Every record below should be written out exactly; pictures stay out.

— start SUPPLIED RECORDS —

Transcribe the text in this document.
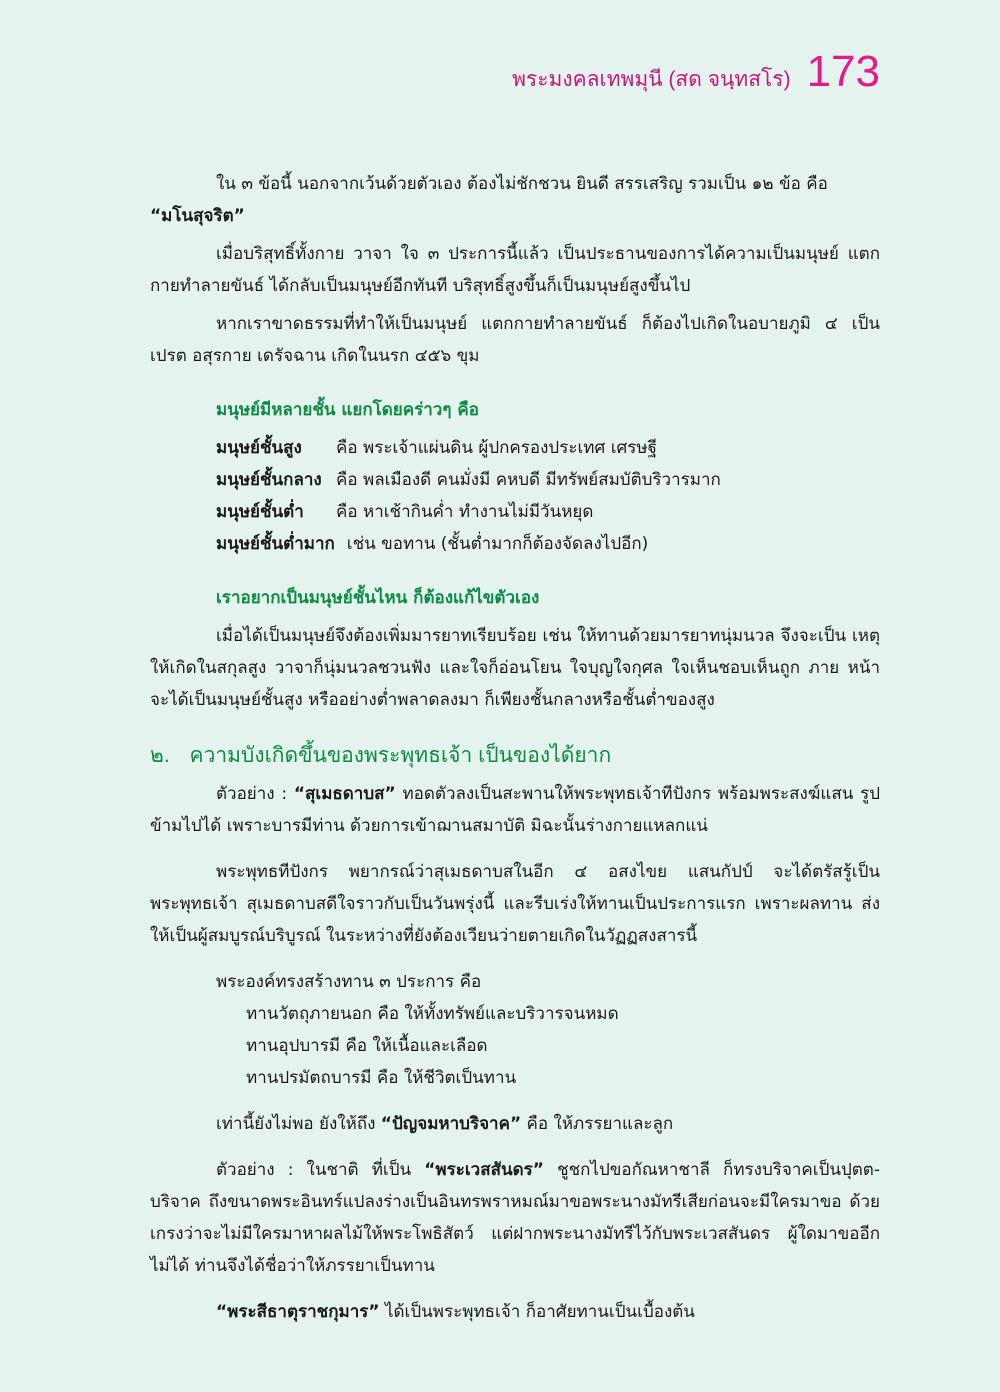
พระมงคลเทพมุนี (สด จนฺทสโร) 173

ใน ๓ ข้อนี้ นอกจากเว้นด้วยตัวเอง ต้องไม่ชักชวน ยินดี สรรเสริญ รวมเป็น ๑๒ ข้อ คือ

“มโนสุจริต”

เมื่อบริสุทธิ์ทั้งกาย วาจา ใจ ๓ ประการนี้แล้ว เป็นประธานของการได้ความเป็นมนุษย์ แตกกายทำลายขันธ์ ได้กลับเป็นมนุษย์อีกทันที บริสุทธิ์สูงขึ้นก็เป็นมนุษย์สูงขึ้นไป

หากเราขาดธรรมที่ทำให้เป็นมนุษย์ แตกกายทำลายขันธ์ ก็ต้องไปเกิดในอบายภูมิ ๔ เป็น เปรต อสุรกาย เดรัจฉาน เกิดในนรก ๔๕๖ ขุม

มนุษย์มีหลายชั้น แยกโดยคร่าวๆ คือ

มนุษย์ชั้นสูง	คือ พระเจ้าแผ่นดิน ผู้ปกครองประเทศ เศรษฐี
มนุษย์ชั้นกลาง คือ พลเมืองดี คนมั่งมี คหบดี มีทรัพย์สมบัติบริวารมาก
มนุษย์ชั้นต่ำ	คือ หาเช้ากินค่ำ ทำงานไม่มีวันหยุด
มนุษย์ชั้นต่ำมาก เช่น ขอทาน (ชั้นต่ำมากก็ต้องจัดลงไปอีก)

เราอยากเป็นมนุษย์ชั้นไหน ก็ต้องแก้ไขตัวเอง

เมื่อได้เป็นมนุษย์จึงต้องเพิ่มมารยาทเรียบร้อย เช่น ให้ทานด้วยมารยาทนุ่มนวล จึงจะเป็น เหตุให้เกิดในสกุลสูง วาจาก็นุ่มนวลชวนฟัง และใจก็อ่อนโยน ใจบุญใจกุศล ใจเห็นชอบเห็นถูก ภาย หน้าจะได้เป็นมนุษย์ชั้นสูง หรืออย่างต่ำพลาดลงมา ก็เพียงชั้นกลางหรือชั้นต่ำของสูง

๒. ความบังเกิดขึ้นของพระพุทธเจ้า เป็นของได้ยาก

ตัวอย่าง : “สุเมธดาบส” ทอดตัวลงเป็นสะพานให้พระพุทธเจ้าทีปังกร พร้อมพระสงฆ์แสน รูปข้ามไปได้ เพราะบารมีท่าน ด้วยการเข้าฌานสมาบัติ มิฉะนั้นร่างกายแหลกแน่

พระพุทธทีปังกร พยากรณ์ว่าสุเมธดาบสในอีก ๔ อสงไขย แสนกัปป์ จะได้ตรัสรู้เป็น พระพุทธเจ้า สุเมธดาบสดีใจราวกับเป็นวันพรุ่งนี้ และรีบเร่งให้ทานเป็นประการแรก เพราะผลทาน ส่งให้เป็นผู้สมบูรณ์บริบูรณ์ ในระหว่างที่ยังต้องเวียนว่ายตายเกิดในวัฏฏสงสารนี้

พระองค์ทรงสร้างทาน ๓ ประการ คือ

ทานวัตถุภายนอก คือ ให้ทั้งทรัพย์และบริวารจนหมด

ทานอุปบารมี คือ ให้เนื้อและเลือด

ทานปรมัตถบารมี คือ ให้ชีวิตเป็นทาน

เท่านี้ยังไม่พอ ยังให้ถึง “ปัญจมหาบริจาค” คือ ให้ภรรยาและลูก

ตัวอย่าง : ในชาติ ที่เป็น “พระเวสสันดร” ชูชกไปขอกัณหาชาลี ก็ทรงบริจาคเป็นปุตต- บริจาค ถึงขนาดพระอินทร์แปลงร่างเป็นอินทรพราหมณ์มาขอพระนางมัทรีเสียก่อนจะมีใครมาขอ ด้วยเกรงว่าจะไม่มีใครมาหาผลไม้ให้พระโพธิสัตว์ แต่ฝากพระนางมัทรีไว้กับพระเวสสันดร ผู้ใดมาขออีก ไม่ได้ ท่านจึงได้ชื่อว่าให้ภรรยาเป็นทาน

“พระสีธาตุราชกุมาร” ได้เป็นพระพุทธเจ้า ก็อาศัยทานเป็นเบื้องต้น
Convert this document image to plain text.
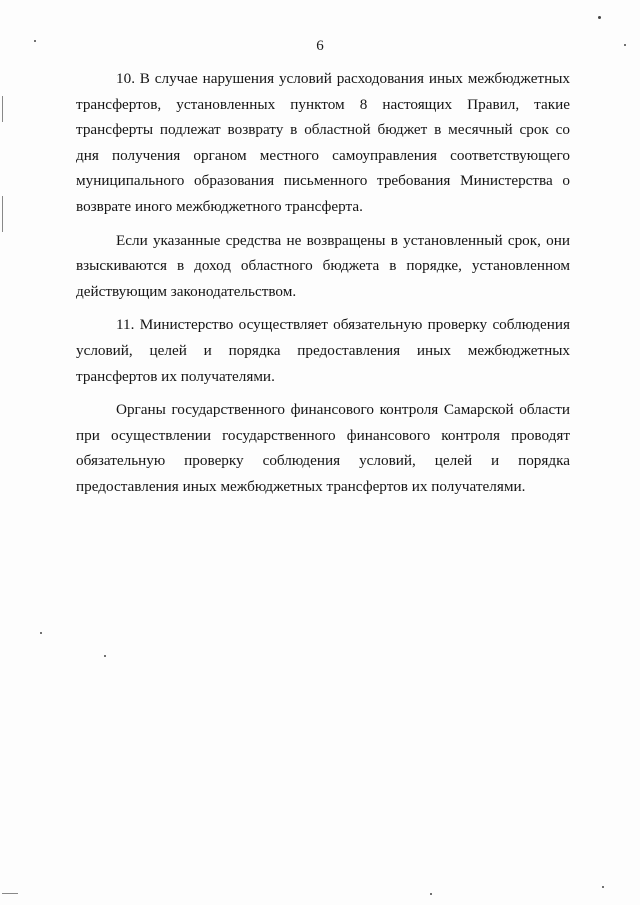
6
10. В случае нарушения условий расходования иных межбюджетных
трансфертов, установленных пунктом 8 настоящих Правил, такие
трансферты подлежат возврату в областной бюджет в месячный срок со
дня получения органом местного самоуправления соответствующего
муниципального образования письменного требования Министерства о
возврате иного межбюджетного трансферта.
Если указанные средства не возвращены в установленный срок, они
взыскиваются в доход областного бюджета в порядке, установленном
действующим законодательством.
11. Министерство осуществляет обязательную проверку соблюдения
условий, целей и порядка предоставления иных межбюджетных
трансфертов их получателями.
Органы государственного финансового контроля Самарской области
при осуществлении государственного финансового контроля проводят
обязательную проверку соблюдения условий, целей и порядка
предоставления иных межбюджетных трансфертов их получателями.
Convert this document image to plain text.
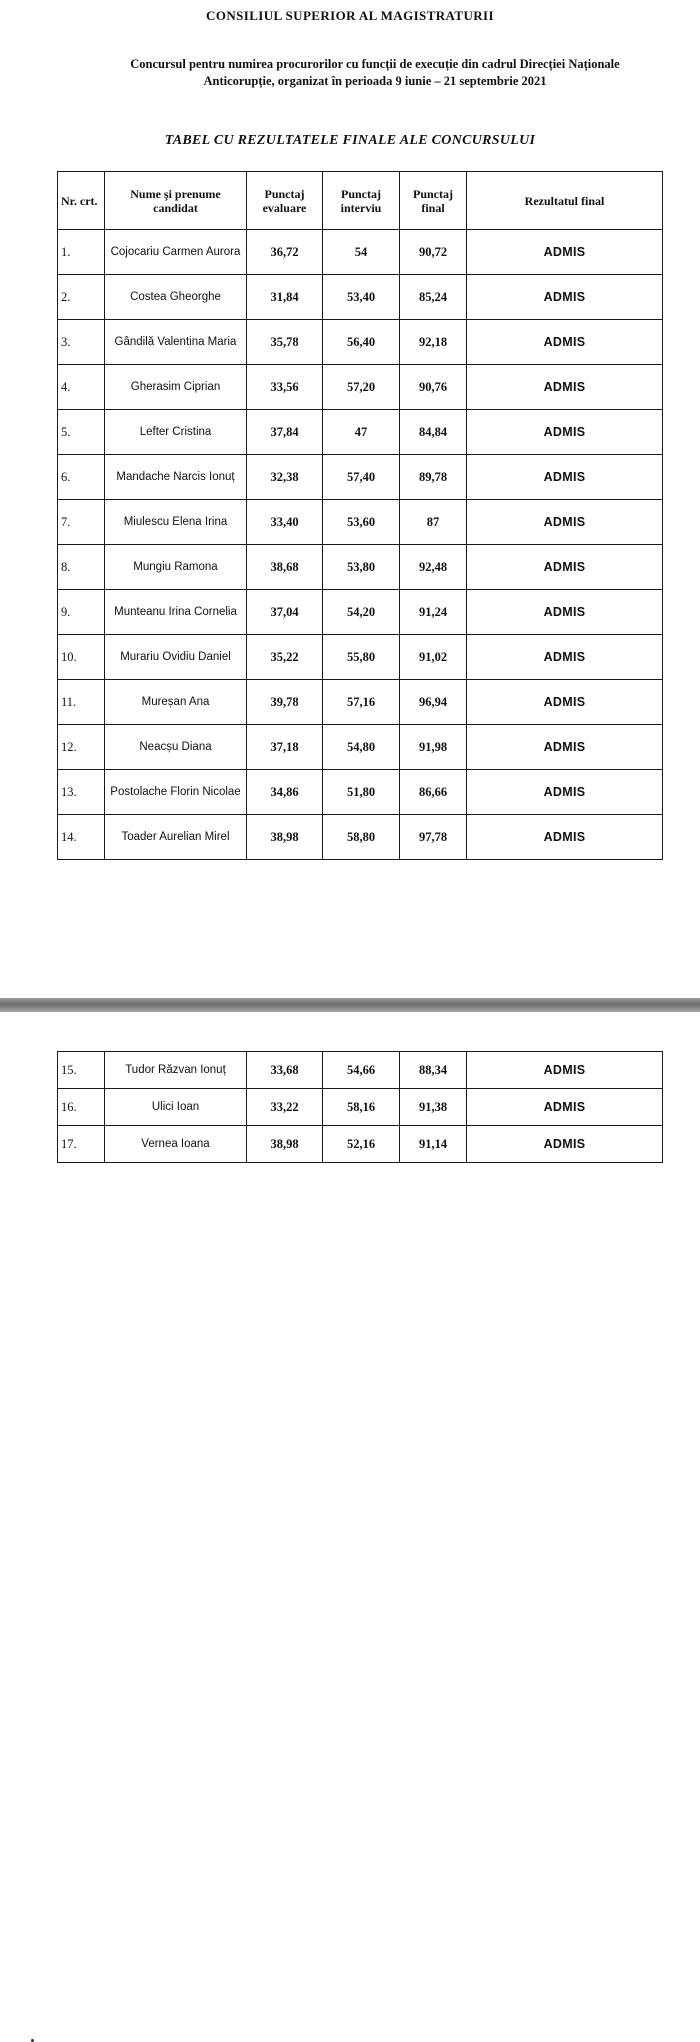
CONSILIUL SUPERIOR AL MAGISTRATURII
Concursul pentru numirea procurorilor cu funcții de execuție din cadrul Direcției Naționale
Anticorupție, organizat în perioada 9 iunie – 21 septembrie 2021
TABEL CU REZULTATELE FINALE ALE CONCURSULUI
Nr. crt.	Nume şi prenume candidat	Punctaj evaluare	Punctaj interviu	Punctaj final	Rezultatul final
1.	Cojocariu Carmen Aurora	36,72	54	90,72	ADMIS
2.	Costea Gheorghe	31,84	53,40	85,24	ADMIS
3.	Gândilă Valentina Maria	35,78	56,40	92,18	ADMIS
4.	Gherasim Ciprian	33,56	57,20	90,76	ADMIS
5.	Lefter Cristina	37,84	47	84,84	ADMIS
6.	Mandache Narcis Ionuț	32,38	57,40	89,78	ADMIS
7.	Miulescu Elena Irina	33,40	53,60	87	ADMIS
8.	Mungiu Ramona	38,68	53,80	92,48	ADMIS
9.	Munteanu Irina Cornelia	37,04	54,20	91,24	ADMIS
10.	Murariu Ovidiu Daniel	35,22	55,80	91,02	ADMIS
11.	Mureșan Ana	39,78	57,16	96,94	ADMIS
12.	Neacșu Diana	37,18	54,80	91,98	ADMIS
13.	Postolache Florin Nicolae	34,86	51,80	86,66	ADMIS
14.	Toader Aurelian Mirel	38,98	58,80	97,78	ADMIS
15.	Tudor Răzvan Ionuț	33,68	54,66	88,34	ADMIS
16.	Ulici Ioan	33,22	58,16	91,38	ADMIS
17.	Vernea Ioana	38,98	52,16	91,14	ADMIS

— end SUPPLIED RECORDS —

* _THE SOLUTION_
Transcribe the text in this document.
พระมงคลเทพมุนี (สด จนฺทสโร) 173

ใน ๓ ข้อนี้ นอกจากเว้นด้วยตัวเอง ต้องไม่ชักชวน ยินดี สรรเสริญ รวมเป็น ๑๒ ข้อ คือ

“มโนสุจริต”

เมื่อบริสุทธิ์ทั้งกาย วาจา ใจ ๓ ประการนี้แล้ว เป็นประธานของการได้ความเป็นมนุษย์ แตกกายทำลายขันธ์ ได้กลับเป็นมนุษย์อีกทันที บริสุทธิ์สูงขึ้นก็เป็นมนุษย์สูงขึ้นไป

หากเราขาดธรรมที่ทำให้เป็นมนุษย์ แตกกายทำลายขันธ์ ก็ต้องไปเกิดในอบายภูมิ ๔ เป็น เปรต อสุรกาย เดรัจฉาน เกิดในนรก ๔๕๖ ขุม

มนุษย์มีหลายชั้น แยกโดยคร่าวๆ คือ

มนุษย์ชั้นสูง	คือ พระเจ้าแผ่นดิน ผู้ปกครองประเทศ เศรษฐี
มนุษย์ชั้นกลาง คือ พลเมืองดี คนมั่งมี คหบดี มีทรัพย์สมบัติบริวารมาก
มนุษย์ชั้นต่ำ	คือ หาเช้ากินค่ำ ทำงานไม่มีวันหยุด
มนุษย์ชั้นต่ำมาก เช่น ขอทาน (ชั้นต่ำมากก็ต้องจัดลงไปอีก)

เราอยากเป็นมนุษย์ชั้นไหน ก็ต้องแก้ไขตัวเอง

เมื่อได้เป็นมนุษย์จึงต้องเพิ่มมารยาทเรียบร้อย เช่น ให้ทานด้วยมารยาทนุ่มนวล จึงจะเป็น เหตุให้เกิดในสกุลสูง วาจาก็นุ่มนวลชวนฟัง และใจก็อ่อนโยน ใจบุญใจกุศล ใจเห็นชอบเห็นถูก ภาย หน้าจะได้เป็นมนุษย์ชั้นสูง หรืออย่างต่ำพลาดลงมา ก็เพียงชั้นกลางหรือชั้นต่ำของสูง

๒. ความบังเกิดขึ้นของพระพุทธเจ้า เป็นของได้ยาก

ตัวอย่าง : “สุเมธดาบส” ทอดตัวลงเป็นสะพานให้พระพุทธเจ้าทีปังกร พร้อมพระสงฆ์แสน รูปข้ามไปได้ เพราะบารมีท่าน ด้วยการเข้าฌานสมาบัติ มิฉะนั้นร่างกายแหลกแน่

พระพุทธทีปังกร พยากรณ์ว่าสุเมธดาบสในอีก ๔ อสงไขย แสนกัปป์ จะได้ตรัสรู้เป็น พระพุทธเจ้า สุเมธดาบสดีใจราวกับเป็นวันพรุ่งนี้ และรีบเร่งให้ทานเป็นประการแรก เพราะผลทาน ส่งให้เป็นผู้สมบูรณ์บริบูรณ์ ในระหว่างที่ยังต้องเวียนว่ายตายเกิดในวัฏฏสงสารนี้

พระองค์ทรงสร้างทาน ๓ ประการ คือ

ทานวัตถุภายนอก คือ ให้ทั้งทรัพย์และบริวารจนหมด

ทานอุปบารมี คือ ให้เนื้อและเลือด

ทานปรมัตถบารมี คือ ให้ชีวิตเป็นทาน

เท่านี้ยังไม่พอ ยังให้ถึง “ปัญจมหาบริจาค” คือ ให้ภรรยาและลูก

ตัวอย่าง : ในชาติ ที่เป็น “พระเวสสันดร” ชูชกไปขอกัณหาชาลี ก็ทรงบริจาคเป็นปุตต- บริจาค ถึงขนาดพระอินทร์แปลงร่างเป็นอินทรพราหมณ์มาขอพระนางมัทรีเสียก่อนจะมีใครมาขอ ด้วยเกรงว่าจะไม่มีใครมาหาผลไม้ให้พระโพธิสัตว์ แต่ฝากพระนางมัทรีไว้กับพระเวสสันดร ผู้ใดมาขออีก ไม่ได้ ท่านจึงได้ชื่อว่าให้ภรรยาเป็นทาน

“พระสีธาตุราชกุมาร” ได้เป็นพระพุทธเจ้า ก็อาศัยทานเป็นเบื้องต้น
Convert this document image to plain text.
6
10. В случае нарушения условий расходования иных межбюджетных
трансфертов, установленных пунктом 8 настоящих Правил, такие
трансферты подлежат возврату в областной бюджет в месячный срок со
дня получения органом местного самоуправления соответствующего
муниципального образования письменного требования Министерства о
возврате иного межбюджетного трансферта.
Если указанные средства не возвращены в установленный срок, они
взыскиваются в доход областного бюджета в порядке, установленном
действующим законодательством.
11. Министерство осуществляет обязательную проверку соблюдения
условий, целей и порядка предоставления иных межбюджетных
трансфертов их получателями.
Органы государственного финансового контроля Самарской области
при осуществлении государственного финансового контроля проводят
обязательную проверку соблюдения условий, целей и порядка
предоставления иных межбюджетных трансфертов их получателями.
Convert this document image to plain text.
CONSILIUL SUPERIOR AL MAGISTRATURII
Concursul pentru numirea procurorilor cu funcții de execuție din cadrul Direcției Naționale
Anticorupție, organizat în perioada 9 iunie – 21 septembrie 2021
TABEL CU REZULTATELE FINALE ALE CONCURSULUI
Nr. crt.	Nume şi prenume candidat	Punctaj evaluare	Punctaj interviu	Punctaj final	Rezultatul final
1.	Cojocariu Carmen Aurora	36,72	54	90,72	ADMIS
2.	Costea Gheorghe	31,84	53,40	85,24	ADMIS
3.	Gândilă Valentina Maria	35,78	56,40	92,18	ADMIS
4.	Gherasim Ciprian	33,56	57,20	90,76	ADMIS
5.	Lefter Cristina	37,84	47	84,84	ADMIS
6.	Mandache Narcis Ionuț	32,38	57,40	89,78	ADMIS
7.	Miulescu Elena Irina	33,40	53,60	87	ADMIS
8.	Mungiu Ramona	38,68	53,80	92,48	ADMIS
9.	Munteanu Irina Cornelia	37,04	54,20	91,24	ADMIS
10.	Murariu Ovidiu Daniel	35,22	55,80	91,02	ADMIS
11.	Mureșan Ana	39,78	57,16	96,94	ADMIS
12.	Neacșu Diana	37,18	54,80	91,98	ADMIS
13.	Postolache Florin Nicolae	34,86	51,80	86,66	ADMIS
14.	Toader Aurelian Mirel	38,98	58,80	97,78	ADMIS
15.	Tudor Răzvan Ionuț	33,68	54,66	88,34	ADMIS
16.	Ulici Ioan	33,22	58,16	91,38	ADMIS
17.	Vernea Ioana	38,98	52,16	91,14	ADMIS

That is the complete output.